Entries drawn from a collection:

____

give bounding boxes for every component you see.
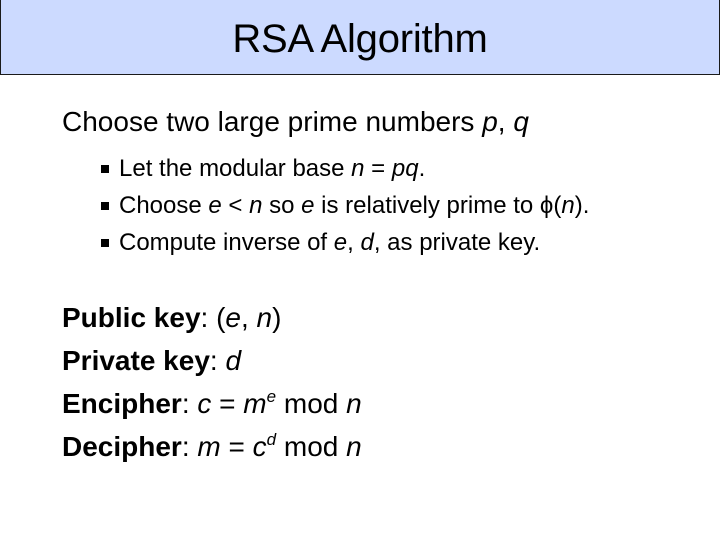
square-bullet-icon (101, 202, 109, 210)
paren: ( (216, 302, 226, 333)
text: , as private key. (373, 229, 541, 256)
equals: = (211, 388, 244, 419)
text: Choose (119, 192, 209, 219)
heading-line: Choose two large prime numbers p, q (62, 104, 529, 140)
separator: , (497, 106, 514, 137)
var-e: e (333, 229, 348, 256)
public-key-line: Public key: (e, n) (62, 296, 362, 339)
text: < (221, 192, 250, 219)
colon: : (181, 431, 198, 462)
private-key-label: Private key (62, 345, 210, 376)
encipher-label: Encipher (62, 388, 182, 419)
var-d: d (360, 229, 374, 256)
text: = (364, 155, 392, 182)
text: Let the modular base (119, 155, 352, 182)
bullet-list: Let the modular base n = pq. Choose e < … (101, 150, 589, 261)
decipher-line: Decipher: m = cd mod n (62, 425, 362, 468)
public-key-label: Public key (62, 302, 201, 333)
var-q: q (513, 106, 529, 137)
var-n: n (351, 155, 365, 182)
mod-text: mod (276, 388, 347, 419)
heading-text: Choose two large prime numbers (62, 106, 483, 137)
exponent-e: e (266, 387, 277, 406)
bullet-modular-base: Let the modular base n = pq. (101, 150, 589, 187)
var-m: m (243, 388, 267, 419)
equals: = (220, 431, 253, 462)
decipher-label: Decipher (62, 431, 182, 462)
slide-title-bar: RSA Algorithm (0, 0, 720, 75)
encipher-line: Encipher: c = me mod n (62, 382, 362, 425)
var-c: c (197, 388, 212, 419)
text: is relatively prime to ϕ( (314, 192, 562, 219)
text: so (262, 192, 302, 219)
paren: ) (272, 302, 282, 333)
colon: : (200, 302, 217, 333)
var-e: e (225, 302, 241, 333)
var-n: n (346, 388, 362, 419)
separator: , (240, 302, 257, 333)
bullet-choose-e: Choose e < n so e is relatively prime to… (101, 187, 589, 224)
exponent-d: d (266, 430, 277, 449)
text: . (418, 155, 426, 182)
mod-text: mod (276, 431, 347, 462)
private-key-line: Private key: d (62, 339, 362, 382)
var-e: e (208, 192, 222, 219)
var-pq: pq (391, 155, 419, 182)
bullet-compute-inverse: Compute inverse of e, d, as private key. (101, 224, 589, 261)
key-definitions: Public key: (e, n) Private key: d Enciph… (62, 296, 362, 468)
var-n: n (346, 431, 362, 462)
text: ). (574, 192, 590, 219)
var-e: e (301, 192, 315, 219)
text: Compute inverse of (119, 229, 334, 256)
var-n: n (561, 192, 575, 219)
colon: : (181, 388, 198, 419)
var-m: m (197, 431, 221, 462)
slide-title: RSA Algorithm (232, 17, 488, 61)
var-n: n (249, 192, 263, 219)
text: , (347, 229, 361, 256)
var-n: n (256, 302, 273, 333)
var-p: p (482, 106, 498, 137)
square-bullet-icon (101, 165, 109, 173)
var-d: d (225, 345, 242, 376)
var-c: c (252, 431, 267, 462)
square-bullet-icon (101, 239, 109, 247)
colon: : (209, 345, 226, 376)
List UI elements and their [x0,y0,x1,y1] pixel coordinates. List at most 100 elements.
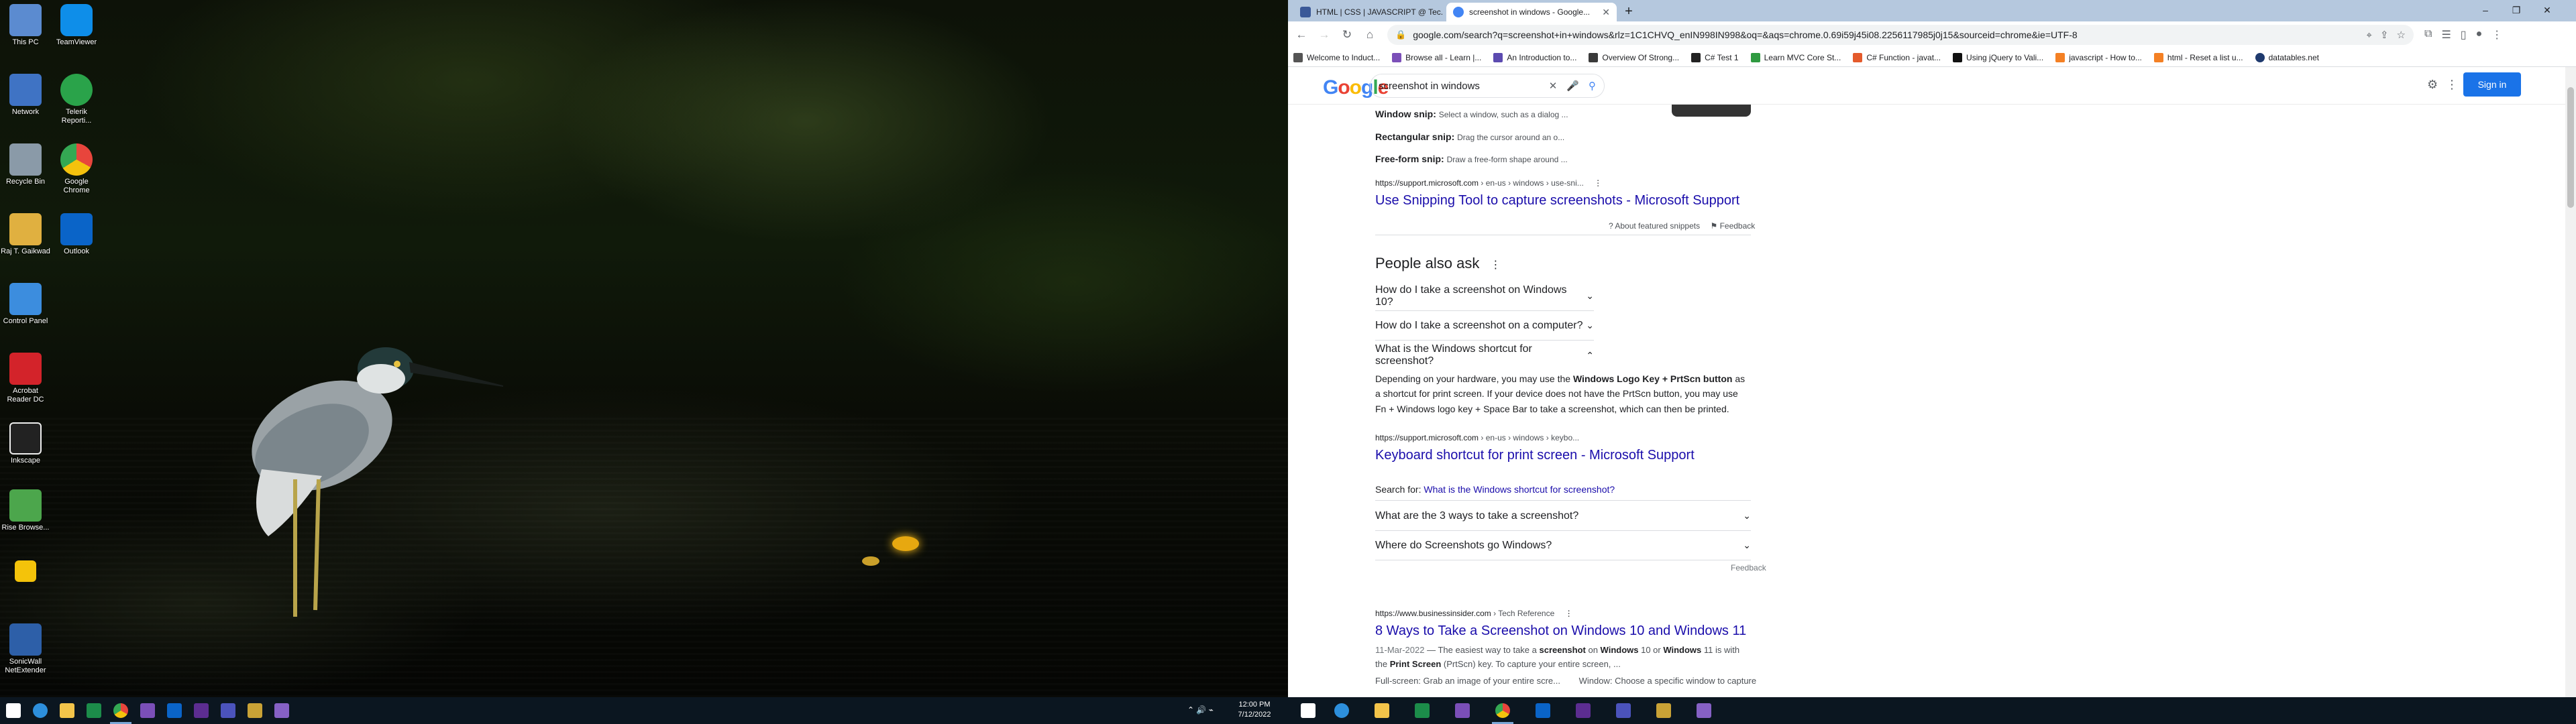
desktop-icon-netextender[interactable]: SonicWall NetExtender [0,623,51,674]
page-scrollbar[interactable] [2565,67,2576,697]
tab-html-css[interactable]: HTML | CSS | JAVASCRIPT @ Tec... ✕ [1293,3,1442,21]
taskbar-app[interactable] [1650,700,1677,721]
close-tab-icon[interactable]: ✕ [1602,7,1610,18]
search-icon[interactable]: ⚲ [1589,80,1596,92]
forward-button[interactable]: → [1315,25,1334,44]
sitelink[interactable]: Window: Choose a specific window to capt… [1579,676,1756,686]
address-bar[interactable]: 🔒 google.com/search?q=screenshot+in+wind… [1387,25,2414,45]
start-button[interactable] [0,700,27,721]
search-box[interactable]: screenshot in windows ✕ 🎤 ⚲ [1370,74,1605,98]
taskbar-app[interactable] [107,700,134,724]
new-tab-button[interactable]: + [1621,4,1637,20]
reload-button[interactable]: ↻ [1338,25,1356,44]
home-button[interactable]: ⌂ [1360,25,1379,44]
desktop-icon-inkscape[interactable]: Inkscape [0,422,51,465]
clock[interactable]: 12:00 PM 7/12/2022 [1228,700,1281,720]
paa-question[interactable]: How do I take a screenshot on Windows 10… [1375,282,1594,311]
bookmark-star-icon[interactable]: ☆ [2397,29,2406,41]
bookmark-item[interactable]: datatables.net [2255,52,2319,62]
bookmark-item[interactable]: An Introduction to... [1493,52,1576,62]
taskbar-app[interactable] [241,700,268,721]
desktop-icon-ajax[interactable]: Rise Browse... [0,489,51,532]
bookmark-item[interactable]: Welcome to Induct... [1293,52,1380,62]
desktop-icon-google-chrome[interactable]: Google Chrome [51,143,102,194]
more-options-icon[interactable]: ⋮ [1565,609,1573,618]
search-for-link[interactable]: What is the Windows shortcut for screens… [1424,484,1615,495]
paa-question[interactable]: Where do Screenshots go Windows? ⌄ [1375,531,1751,560]
taskbar-app[interactable] [215,700,241,721]
taskbar-app[interactable] [1449,700,1476,721]
paa-question[interactable]: How do I take a screenshot on a computer… [1375,311,1594,341]
clock-date: 7/12/2022 [1238,711,1271,719]
extensions-icon[interactable]: ⧉ [2424,28,2432,42]
taskbar-app[interactable] [1489,700,1516,724]
desktop-icon-this-pc[interactable]: This PC [0,4,51,47]
taskbar-app[interactable] [1328,700,1355,721]
start-button[interactable] [1295,700,1322,721]
taskbar-app[interactable] [80,700,107,721]
bookmark-favicon-icon [1691,52,1701,62]
taskbar-app[interactable] [1368,700,1395,721]
location-icon[interactable]: ⌖ [2367,29,2372,41]
answer-link[interactable]: Keyboard shortcut for print screen - Mic… [1375,448,1695,463]
voice-search-icon[interactable]: 🎤 [1566,80,1579,92]
bookmark-item[interactable]: Overview Of Strong... [1589,52,1679,62]
reading-list-icon[interactable]: ☰ [2441,28,2451,42]
taskbar-app[interactable] [1409,700,1436,721]
bookmark-item[interactable]: Browse all - Learn |... [1392,52,1481,62]
taskbar-app[interactable] [54,700,80,721]
desktop-icon-teamviewer[interactable]: TeamViewer [51,4,102,47]
file-explorer-icon [1375,703,1389,718]
sign-in-button[interactable]: Sign in [2463,72,2521,97]
taskbar-app[interactable] [268,700,295,721]
minimize-button[interactable]: – [2470,0,2501,20]
tab-google-search[interactable]: screenshot in windows - Google... ✕ [1446,3,1617,21]
search-input[interactable]: screenshot in windows [1379,80,1540,92]
taskbar-app[interactable] [134,700,161,721]
feedback-link[interactable]: Feedback [1731,563,1766,572]
more-options-icon[interactable]: ⋮ [1490,259,1501,271]
share-icon[interactable]: ⇪ [2380,29,2389,41]
result-link[interactable]: Use Snipping Tool to capture screenshots… [1375,193,1739,208]
desktop-icon-acrobat[interactable]: Acrobat Reader DC [0,353,51,404]
desktop-icon-network[interactable]: Network [0,74,51,117]
system-tray-icons[interactable]: ⌃ 🔊 ⌁ [1187,705,1214,715]
side-panel-icon[interactable]: ▯ [2461,28,2467,42]
desktop-icon-control-panel[interactable]: Control Panel [0,283,51,326]
back-button[interactable]: ← [1292,25,1311,44]
bookmark-item[interactable]: Learn MVC Core St... [1750,52,1841,62]
desktop-icon-telerik[interactable]: Telerik Reporti... [51,74,102,125]
restore-button[interactable]: ❐ [2501,0,2532,20]
bookmark-label: Using jQuery to Vali... [1966,52,2044,62]
about-featured-snippets[interactable]: ? About featured snippets ⚑ Feedback [1609,221,1755,231]
taskbar-app[interactable] [1610,700,1637,721]
desktop-icon-recycle-bin[interactable]: Recycle Bin [0,143,51,186]
close-window-button[interactable]: ✕ [2532,0,2563,20]
bookmark-item[interactable]: javascript - How to... [2055,52,2142,62]
settings-gear-icon[interactable]: ⚙ [2427,78,2438,92]
clear-search-icon[interactable]: ✕ [1549,80,1558,92]
bookmark-item[interactable]: C# Function - javat... [1853,52,1941,62]
taskbar-app[interactable] [1690,700,1717,721]
taskbar-app[interactable] [1529,700,1556,721]
bookmark-item[interactable]: html - Reset a list u... [2153,52,2243,62]
taskbar-app[interactable] [161,700,188,721]
taskbar-app[interactable] [1570,700,1597,721]
desktop-icon-app[interactable] [0,560,51,584]
bookmark-item[interactable]: C# Test 1 [1691,52,1739,62]
profile-avatar-icon[interactable]: ● [2476,28,2483,42]
result-link[interactable]: 8 Ways to Take a Screenshot on Windows 1… [1375,623,1746,639]
scrollbar-thumb[interactable] [2567,87,2574,208]
desktop-icon-user-folder[interactable]: Raj T. Gaikwad [0,213,51,256]
answer-cite: https://support.microsoft.com › en-us › … [1375,433,1580,442]
sitelink[interactable]: Full-screen: Grab an image of your entir… [1375,676,1560,686]
menu-icon[interactable]: ⋮ [2491,28,2502,42]
bookmark-item[interactable]: Using jQuery to Vali... [1953,52,2044,62]
more-options-icon[interactable]: ⋮ [1594,178,1602,188]
taskbar-app[interactable] [188,700,215,721]
paa-question-expanded[interactable]: What is the Windows shortcut for screens… [1375,341,1594,370]
taskbar-app[interactable] [27,700,54,721]
desktop-icon-outlook[interactable]: Outlook [51,213,102,256]
chevron-down-icon: ⌄ [1586,290,1594,301]
paa-question[interactable]: What are the 3 ways to take a screenshot… [1375,501,1751,531]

____

Directions for this task: Rewrite everything from the line containing "square-bullet-icon (101, 202, 109, 210)" down to the line containing "colon: : (181, 431, 198, 462)", replacing "Choose" with "Pick" and leaving all else unchanged. Give back only those lines.

Right answer:
square-bullet-icon (101, 202, 109, 210)
paren: ( (216, 302, 226, 333)
text: , as private key. (373, 229, 541, 256)
equals: = (211, 388, 244, 419)
text: Pick (119, 192, 209, 219)
heading-line: Pick two large prime numbers p, q (62, 104, 529, 140)
separator: , (497, 106, 514, 137)
var-e: e (333, 229, 348, 256)
public-key-line: Public key: (e, n) (62, 296, 362, 339)
text: < (221, 192, 250, 219)
colon: : (181, 431, 198, 462)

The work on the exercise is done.